━━━ AVAILABLE RECORDS
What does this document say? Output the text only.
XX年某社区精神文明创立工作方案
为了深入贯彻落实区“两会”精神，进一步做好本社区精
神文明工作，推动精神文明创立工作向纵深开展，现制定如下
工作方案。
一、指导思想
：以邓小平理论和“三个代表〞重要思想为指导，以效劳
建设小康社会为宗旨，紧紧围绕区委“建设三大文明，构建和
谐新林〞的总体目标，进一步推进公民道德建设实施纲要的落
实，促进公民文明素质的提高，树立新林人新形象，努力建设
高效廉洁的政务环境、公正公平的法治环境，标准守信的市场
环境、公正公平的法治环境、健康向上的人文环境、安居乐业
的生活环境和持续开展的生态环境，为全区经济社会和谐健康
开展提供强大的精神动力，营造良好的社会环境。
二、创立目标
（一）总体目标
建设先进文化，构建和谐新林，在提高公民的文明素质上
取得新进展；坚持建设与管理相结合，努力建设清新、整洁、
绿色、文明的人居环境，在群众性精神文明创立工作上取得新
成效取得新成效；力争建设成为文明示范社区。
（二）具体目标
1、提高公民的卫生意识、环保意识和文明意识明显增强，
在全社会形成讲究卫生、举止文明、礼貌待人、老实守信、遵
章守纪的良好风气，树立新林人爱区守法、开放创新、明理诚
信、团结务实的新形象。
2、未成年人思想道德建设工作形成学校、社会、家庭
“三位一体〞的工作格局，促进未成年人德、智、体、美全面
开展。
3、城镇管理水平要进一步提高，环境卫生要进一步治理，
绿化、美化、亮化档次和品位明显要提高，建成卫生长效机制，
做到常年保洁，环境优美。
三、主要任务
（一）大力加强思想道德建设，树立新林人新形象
━━━━━━
WHAT YOU NEED TO DO = Return all lines with the word "树立新林人新形象" in them.

RIGHT ANSWER =
实，促进公民文明素质的提高，树立新林人新形象，努力建设
（一）大力加强思想道德建设，树立新林人新形象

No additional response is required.